» Problem statement:
Give the count of lines in the data that include the string "this", with no added remarks.

Structured figure records:
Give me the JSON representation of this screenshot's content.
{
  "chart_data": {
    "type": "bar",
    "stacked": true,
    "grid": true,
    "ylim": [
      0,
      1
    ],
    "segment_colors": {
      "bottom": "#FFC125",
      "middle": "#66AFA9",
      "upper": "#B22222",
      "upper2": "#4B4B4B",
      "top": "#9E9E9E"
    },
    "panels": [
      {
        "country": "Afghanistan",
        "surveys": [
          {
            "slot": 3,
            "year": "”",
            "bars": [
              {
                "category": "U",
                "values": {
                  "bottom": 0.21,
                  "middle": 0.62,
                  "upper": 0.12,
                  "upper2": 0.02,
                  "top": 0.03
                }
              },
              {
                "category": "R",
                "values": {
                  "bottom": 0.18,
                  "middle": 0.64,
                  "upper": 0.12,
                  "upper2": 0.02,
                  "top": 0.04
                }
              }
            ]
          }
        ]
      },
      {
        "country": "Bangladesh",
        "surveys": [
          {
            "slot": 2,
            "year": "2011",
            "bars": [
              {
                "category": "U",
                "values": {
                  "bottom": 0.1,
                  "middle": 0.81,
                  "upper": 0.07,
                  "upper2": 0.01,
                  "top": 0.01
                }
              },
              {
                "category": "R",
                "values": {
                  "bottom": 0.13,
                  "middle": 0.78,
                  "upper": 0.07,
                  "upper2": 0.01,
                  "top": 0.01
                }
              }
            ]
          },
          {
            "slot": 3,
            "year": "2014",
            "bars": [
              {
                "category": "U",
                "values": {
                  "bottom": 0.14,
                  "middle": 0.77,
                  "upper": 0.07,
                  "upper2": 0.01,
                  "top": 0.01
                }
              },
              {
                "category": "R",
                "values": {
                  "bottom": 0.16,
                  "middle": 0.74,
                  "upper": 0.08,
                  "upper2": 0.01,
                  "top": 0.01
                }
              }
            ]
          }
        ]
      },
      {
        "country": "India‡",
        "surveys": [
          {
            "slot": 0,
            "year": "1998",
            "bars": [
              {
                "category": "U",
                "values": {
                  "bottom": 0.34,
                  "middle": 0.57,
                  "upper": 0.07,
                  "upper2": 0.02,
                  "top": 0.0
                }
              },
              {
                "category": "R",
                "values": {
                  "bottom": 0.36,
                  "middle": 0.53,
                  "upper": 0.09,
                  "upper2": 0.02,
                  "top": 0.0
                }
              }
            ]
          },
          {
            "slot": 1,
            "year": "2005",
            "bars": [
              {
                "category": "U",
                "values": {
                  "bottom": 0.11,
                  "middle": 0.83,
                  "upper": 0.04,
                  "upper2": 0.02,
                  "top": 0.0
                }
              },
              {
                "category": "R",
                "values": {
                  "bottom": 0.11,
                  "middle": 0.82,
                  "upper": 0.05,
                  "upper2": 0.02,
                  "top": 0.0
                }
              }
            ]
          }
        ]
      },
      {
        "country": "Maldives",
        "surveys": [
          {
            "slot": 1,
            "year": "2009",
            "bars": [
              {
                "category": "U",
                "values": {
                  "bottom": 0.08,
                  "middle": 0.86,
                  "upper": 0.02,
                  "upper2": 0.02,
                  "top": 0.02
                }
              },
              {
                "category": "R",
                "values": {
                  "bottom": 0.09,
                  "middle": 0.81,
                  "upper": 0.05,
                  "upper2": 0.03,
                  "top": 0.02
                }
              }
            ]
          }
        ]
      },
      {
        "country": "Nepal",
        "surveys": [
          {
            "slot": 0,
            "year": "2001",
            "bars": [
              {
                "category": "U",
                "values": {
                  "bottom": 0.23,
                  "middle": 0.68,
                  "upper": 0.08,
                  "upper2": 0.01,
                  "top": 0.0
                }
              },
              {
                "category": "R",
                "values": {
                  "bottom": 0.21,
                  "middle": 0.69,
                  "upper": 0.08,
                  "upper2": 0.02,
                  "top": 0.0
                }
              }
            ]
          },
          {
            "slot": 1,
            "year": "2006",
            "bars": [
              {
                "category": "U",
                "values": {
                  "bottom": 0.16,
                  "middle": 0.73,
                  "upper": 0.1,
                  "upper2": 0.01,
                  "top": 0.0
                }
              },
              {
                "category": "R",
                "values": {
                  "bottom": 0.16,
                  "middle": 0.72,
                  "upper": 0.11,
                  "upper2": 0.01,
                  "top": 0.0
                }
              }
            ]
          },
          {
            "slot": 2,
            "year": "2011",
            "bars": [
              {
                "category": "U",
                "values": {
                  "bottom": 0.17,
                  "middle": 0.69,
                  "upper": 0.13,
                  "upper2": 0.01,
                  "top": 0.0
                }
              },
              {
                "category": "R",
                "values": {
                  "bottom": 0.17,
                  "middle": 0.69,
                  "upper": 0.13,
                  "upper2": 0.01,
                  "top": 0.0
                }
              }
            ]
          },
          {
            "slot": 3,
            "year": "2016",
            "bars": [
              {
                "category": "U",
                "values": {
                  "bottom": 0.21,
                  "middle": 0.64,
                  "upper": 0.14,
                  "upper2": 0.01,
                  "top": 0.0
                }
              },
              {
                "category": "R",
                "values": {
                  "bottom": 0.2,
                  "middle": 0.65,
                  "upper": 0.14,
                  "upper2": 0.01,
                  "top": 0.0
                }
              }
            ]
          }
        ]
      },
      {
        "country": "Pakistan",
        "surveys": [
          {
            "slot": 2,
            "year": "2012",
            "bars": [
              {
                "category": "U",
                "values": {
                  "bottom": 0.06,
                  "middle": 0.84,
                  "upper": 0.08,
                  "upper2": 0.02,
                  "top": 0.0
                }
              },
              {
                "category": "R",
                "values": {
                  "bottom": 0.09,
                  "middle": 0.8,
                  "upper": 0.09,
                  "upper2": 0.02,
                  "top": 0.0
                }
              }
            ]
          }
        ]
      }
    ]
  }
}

---

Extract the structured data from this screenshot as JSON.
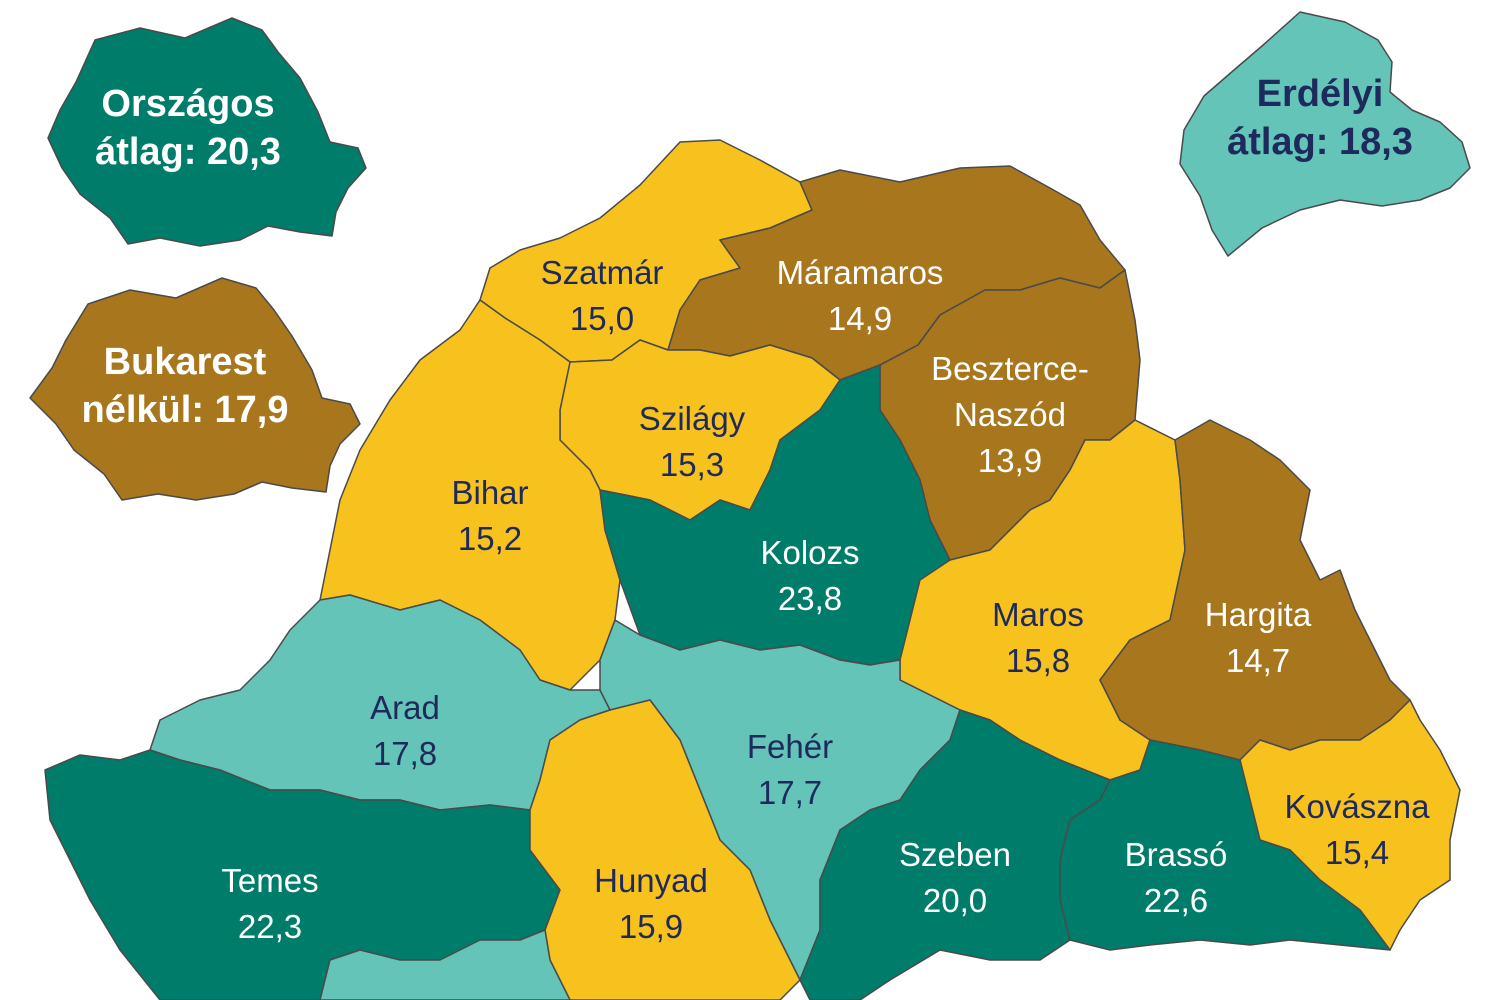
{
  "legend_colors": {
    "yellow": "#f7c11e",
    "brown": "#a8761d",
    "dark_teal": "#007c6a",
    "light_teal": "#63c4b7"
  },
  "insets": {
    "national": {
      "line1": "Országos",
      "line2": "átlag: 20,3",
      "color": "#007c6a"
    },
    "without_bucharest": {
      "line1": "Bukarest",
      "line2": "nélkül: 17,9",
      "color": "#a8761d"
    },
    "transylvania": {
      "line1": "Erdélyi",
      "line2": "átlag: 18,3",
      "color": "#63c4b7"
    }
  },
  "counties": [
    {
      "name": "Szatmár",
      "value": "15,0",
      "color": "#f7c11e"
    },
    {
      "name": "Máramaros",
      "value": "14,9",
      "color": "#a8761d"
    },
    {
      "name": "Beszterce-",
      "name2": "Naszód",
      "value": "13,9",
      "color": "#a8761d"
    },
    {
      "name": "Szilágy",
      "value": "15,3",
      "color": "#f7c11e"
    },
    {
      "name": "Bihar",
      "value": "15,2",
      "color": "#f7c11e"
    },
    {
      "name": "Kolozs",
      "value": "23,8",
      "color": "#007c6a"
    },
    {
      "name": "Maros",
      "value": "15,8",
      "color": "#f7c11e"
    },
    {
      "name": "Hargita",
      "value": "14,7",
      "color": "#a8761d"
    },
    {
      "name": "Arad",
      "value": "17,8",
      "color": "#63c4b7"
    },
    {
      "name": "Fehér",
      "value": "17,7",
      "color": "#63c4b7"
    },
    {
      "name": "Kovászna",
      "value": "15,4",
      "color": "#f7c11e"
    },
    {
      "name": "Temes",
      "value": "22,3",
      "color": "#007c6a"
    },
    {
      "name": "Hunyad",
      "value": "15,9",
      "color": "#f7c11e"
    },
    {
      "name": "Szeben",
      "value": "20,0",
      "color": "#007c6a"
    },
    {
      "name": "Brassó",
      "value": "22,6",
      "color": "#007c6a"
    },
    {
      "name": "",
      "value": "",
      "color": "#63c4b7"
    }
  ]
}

» Task solution:
2